### Goal
Write out the full listing exactly as given, minus the images.
• • • •
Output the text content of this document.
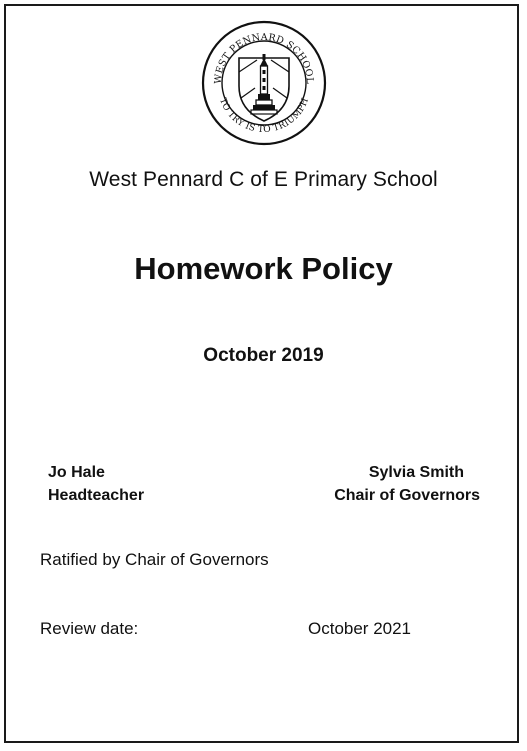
WEST PENNARD SCHOOL
TO TRY IS TO TRIUMPH
West Pennard C of E Primary School
Homework Policy
October 2019
Jo Hale
Headteacher
Sylvia Smith
Chair of Governors
Ratified by Chair of Governors
Review date:	October 2021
• • • •
### The solution
Output the text content of this document.
WEST PENNARD SCHOOL
TO TRY IS TO TRIUMPH
West Pennard C of E Primary School
Homework Policy
October 2019
Jo Hale
Headteacher
Sylvia Smith
Chair of Governors
Ratified by Chair of Governors
Review date:	October 2021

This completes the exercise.